Tasks for this exercise:
(A) Answer these from the walking journal entry:
(i) What color are the new crabs?
(ii) What was checked on at home, and when was a result expected?
(iii) In what direction did the Walk Proper head?
(B) Extend the walking journal entry, starting right after its final sentence about heading east towards the sea.

There were some new crabs, white as delicate living bones of the inner ear, and something like a crayfish with a bright stripe and shocking white antennae typing out rapid messages on the rocks.

If I'd had my notebook and provisions, I'd've set off into the world, but I didn't and I was hungry, so I went home and checked on the no-confidence vote (no result until this evening).

I knew H. wanted strawberries because we ran into each other last night at the neighborhood market; she was hoping for berries but found none, and I knew I wouldn't eat all of mine before I left to visit the fam (today or tomorrow -- tomorrow, as it rolled out).

I know that writing "I can't eat all of these strawberries" makes sense only grammatically, but I can't help it. I cannot account for myself. I will not try.

It's a fine feeling to have done so much before nine o'clock in the morning, though I never can sustain such motion over a full day.

2. East

For the day's second walk, the Walk Proper, after much map-checking and bus-aligning, I simply followed one of my usual routes, more or less due east towards the sea.

Region and label listings
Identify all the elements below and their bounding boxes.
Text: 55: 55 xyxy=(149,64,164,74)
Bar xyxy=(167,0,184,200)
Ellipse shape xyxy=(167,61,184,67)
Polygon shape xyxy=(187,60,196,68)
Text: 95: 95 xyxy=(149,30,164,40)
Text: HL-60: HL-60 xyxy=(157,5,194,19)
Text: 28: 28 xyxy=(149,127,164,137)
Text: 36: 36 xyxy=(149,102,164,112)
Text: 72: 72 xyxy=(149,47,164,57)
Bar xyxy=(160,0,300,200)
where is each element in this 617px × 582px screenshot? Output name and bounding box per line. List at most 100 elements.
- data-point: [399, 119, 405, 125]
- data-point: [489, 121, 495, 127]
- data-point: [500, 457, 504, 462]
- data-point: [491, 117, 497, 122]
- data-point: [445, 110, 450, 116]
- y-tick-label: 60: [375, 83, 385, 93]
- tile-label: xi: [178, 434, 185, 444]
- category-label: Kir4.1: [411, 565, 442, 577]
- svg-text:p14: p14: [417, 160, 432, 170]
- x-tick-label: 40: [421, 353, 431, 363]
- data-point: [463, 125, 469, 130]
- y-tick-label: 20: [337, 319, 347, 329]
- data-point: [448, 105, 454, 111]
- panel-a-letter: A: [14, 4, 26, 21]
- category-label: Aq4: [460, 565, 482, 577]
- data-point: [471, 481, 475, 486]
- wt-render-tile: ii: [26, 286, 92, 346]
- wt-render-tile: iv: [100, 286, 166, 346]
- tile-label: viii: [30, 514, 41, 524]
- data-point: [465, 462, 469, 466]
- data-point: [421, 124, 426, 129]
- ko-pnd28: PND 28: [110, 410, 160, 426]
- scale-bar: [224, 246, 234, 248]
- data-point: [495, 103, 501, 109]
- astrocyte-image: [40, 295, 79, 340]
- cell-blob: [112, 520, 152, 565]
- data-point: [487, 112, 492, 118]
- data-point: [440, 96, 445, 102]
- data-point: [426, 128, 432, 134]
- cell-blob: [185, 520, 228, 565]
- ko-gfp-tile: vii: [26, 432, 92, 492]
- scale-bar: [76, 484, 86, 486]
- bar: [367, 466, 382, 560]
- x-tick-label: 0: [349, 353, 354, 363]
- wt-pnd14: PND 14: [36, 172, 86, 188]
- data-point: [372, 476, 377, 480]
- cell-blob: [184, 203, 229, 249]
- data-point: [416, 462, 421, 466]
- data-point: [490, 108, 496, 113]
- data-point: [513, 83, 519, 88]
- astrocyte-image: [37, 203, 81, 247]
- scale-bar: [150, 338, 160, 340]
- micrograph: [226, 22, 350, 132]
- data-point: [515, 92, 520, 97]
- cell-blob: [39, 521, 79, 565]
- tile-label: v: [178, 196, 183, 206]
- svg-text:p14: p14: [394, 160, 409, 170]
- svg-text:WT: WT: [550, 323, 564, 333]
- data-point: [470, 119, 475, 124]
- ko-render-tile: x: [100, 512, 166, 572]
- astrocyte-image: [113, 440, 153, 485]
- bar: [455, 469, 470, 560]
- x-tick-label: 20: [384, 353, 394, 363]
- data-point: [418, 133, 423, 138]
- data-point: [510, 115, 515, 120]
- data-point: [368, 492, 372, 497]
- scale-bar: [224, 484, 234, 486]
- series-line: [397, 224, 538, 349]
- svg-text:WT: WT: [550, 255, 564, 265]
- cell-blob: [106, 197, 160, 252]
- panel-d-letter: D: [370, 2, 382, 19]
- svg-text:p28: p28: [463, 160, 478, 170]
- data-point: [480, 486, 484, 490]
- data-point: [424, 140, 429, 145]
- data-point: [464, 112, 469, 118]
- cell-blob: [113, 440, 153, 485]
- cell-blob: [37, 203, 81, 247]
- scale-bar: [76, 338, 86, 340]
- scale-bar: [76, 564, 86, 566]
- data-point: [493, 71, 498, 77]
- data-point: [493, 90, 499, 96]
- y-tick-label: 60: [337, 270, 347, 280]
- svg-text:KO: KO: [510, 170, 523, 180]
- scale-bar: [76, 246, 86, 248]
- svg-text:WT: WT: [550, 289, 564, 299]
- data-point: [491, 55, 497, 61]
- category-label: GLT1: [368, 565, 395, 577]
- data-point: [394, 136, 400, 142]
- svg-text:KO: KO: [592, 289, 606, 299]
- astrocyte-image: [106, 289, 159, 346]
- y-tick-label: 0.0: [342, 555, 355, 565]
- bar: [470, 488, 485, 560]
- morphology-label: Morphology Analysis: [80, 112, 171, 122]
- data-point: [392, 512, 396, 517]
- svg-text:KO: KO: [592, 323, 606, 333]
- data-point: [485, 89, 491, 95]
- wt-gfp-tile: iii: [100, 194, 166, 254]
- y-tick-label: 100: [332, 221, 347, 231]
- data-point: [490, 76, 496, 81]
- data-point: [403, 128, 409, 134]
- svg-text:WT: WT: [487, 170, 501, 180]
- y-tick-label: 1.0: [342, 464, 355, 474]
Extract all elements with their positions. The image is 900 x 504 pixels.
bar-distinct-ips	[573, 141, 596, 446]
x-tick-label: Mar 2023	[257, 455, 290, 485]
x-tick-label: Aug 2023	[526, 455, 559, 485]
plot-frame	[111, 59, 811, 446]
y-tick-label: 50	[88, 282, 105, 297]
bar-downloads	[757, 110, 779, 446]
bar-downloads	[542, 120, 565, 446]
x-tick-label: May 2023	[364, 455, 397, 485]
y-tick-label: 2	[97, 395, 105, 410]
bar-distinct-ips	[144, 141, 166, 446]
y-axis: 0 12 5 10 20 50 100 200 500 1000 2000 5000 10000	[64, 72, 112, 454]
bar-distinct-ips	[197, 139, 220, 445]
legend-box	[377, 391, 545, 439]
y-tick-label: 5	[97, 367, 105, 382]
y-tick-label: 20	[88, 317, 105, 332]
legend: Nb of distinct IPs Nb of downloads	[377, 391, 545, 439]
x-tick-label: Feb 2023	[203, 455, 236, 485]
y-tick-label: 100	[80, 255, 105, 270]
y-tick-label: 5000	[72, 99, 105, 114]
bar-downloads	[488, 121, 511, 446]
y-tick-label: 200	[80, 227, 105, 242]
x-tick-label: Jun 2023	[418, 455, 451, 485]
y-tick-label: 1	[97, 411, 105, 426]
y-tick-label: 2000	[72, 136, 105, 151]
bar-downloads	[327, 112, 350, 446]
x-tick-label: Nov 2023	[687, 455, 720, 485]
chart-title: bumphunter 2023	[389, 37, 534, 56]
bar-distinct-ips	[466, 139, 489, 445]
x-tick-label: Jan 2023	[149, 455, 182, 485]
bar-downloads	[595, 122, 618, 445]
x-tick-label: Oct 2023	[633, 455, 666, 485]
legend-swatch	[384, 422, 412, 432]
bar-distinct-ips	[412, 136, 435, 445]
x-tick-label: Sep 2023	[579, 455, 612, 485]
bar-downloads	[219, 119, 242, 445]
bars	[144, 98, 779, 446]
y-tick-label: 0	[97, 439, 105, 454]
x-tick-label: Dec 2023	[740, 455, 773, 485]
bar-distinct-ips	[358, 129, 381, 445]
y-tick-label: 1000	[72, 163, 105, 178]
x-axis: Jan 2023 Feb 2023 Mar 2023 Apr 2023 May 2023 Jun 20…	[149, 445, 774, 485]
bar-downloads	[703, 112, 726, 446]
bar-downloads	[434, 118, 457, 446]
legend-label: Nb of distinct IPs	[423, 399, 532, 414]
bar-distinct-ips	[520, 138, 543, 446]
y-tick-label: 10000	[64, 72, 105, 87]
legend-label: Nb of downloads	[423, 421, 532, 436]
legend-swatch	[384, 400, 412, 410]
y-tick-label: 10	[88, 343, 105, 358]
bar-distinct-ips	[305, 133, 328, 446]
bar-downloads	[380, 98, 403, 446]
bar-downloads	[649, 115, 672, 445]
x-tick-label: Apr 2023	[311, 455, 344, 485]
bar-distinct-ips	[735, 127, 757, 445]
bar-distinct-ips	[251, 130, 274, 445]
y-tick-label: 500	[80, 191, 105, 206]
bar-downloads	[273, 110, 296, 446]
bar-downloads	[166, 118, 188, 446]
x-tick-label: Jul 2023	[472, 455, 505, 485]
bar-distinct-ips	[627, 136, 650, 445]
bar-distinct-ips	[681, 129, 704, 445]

Responses for each task:
(A)
(i) White, "as delicate living bones of the inner ear."
(ii) The no-confidence vote; no result was expected until that evening.
(iii) More or less due east, towards the sea.

(B)
(I mean, it's the sea in all directions, obviously, though north would take you a while. It's more that the only thing of note to the east is the sea -- north is tracts of suburb and farmland and tech park (and sea), south is gardens and castles (and sea), and west is downtown-and-sea. So -- east to the sea and the white sand.)

The beach was very crowded for mid-day on a Thursday, but then normal people are probably on vacation. I bought a cherry popsicle, which broke as I walked, thereby requiring some nearly obscene acts of consumption.

Then I lay down under a tree and dozed to podcasts of clever conversations until the shade moved, and the sun, clapping me full on the face, ordered me to rise and walk again.

To the library to return a shamefully unread volume of poetry, and then home. I washed all the dishes and put away all the clothes, so the house won't run wild in my absence.

I've spent a number of the sunnier days over the last few weeks inside, working -- and perfectly all right with that -- feeling even a bit mole-ish, a bit dim-underwater-denizen-ish, a bit relieved to have a reason not to go out -- but I had full use of the sun today.

3. South

This is only an errand -- to get a bus pass for me and bus tickets for LB, but the day is so fine that every errand risks translation into some almost ethereal, light-soaked realm -- you might, at any moment, suddenly and helplessly transubstantiate into your radiant plasmatic true form.

It's pretty out, is what I'm saying.

I ought to have a fourth walk west to round out the compass, but I may simply end up returning to center.


{rf}

ETA: Oh, also it is moving season, and the curbs are piled with treasure. I found four brown IKEA bowls and three semi-matching IKEA plates on the way to H's. This is a great boon from the universe, as I would very much like to have simpler dishes, but I have no funds to replace my existing set, which I bought while in a post-divorce fugue.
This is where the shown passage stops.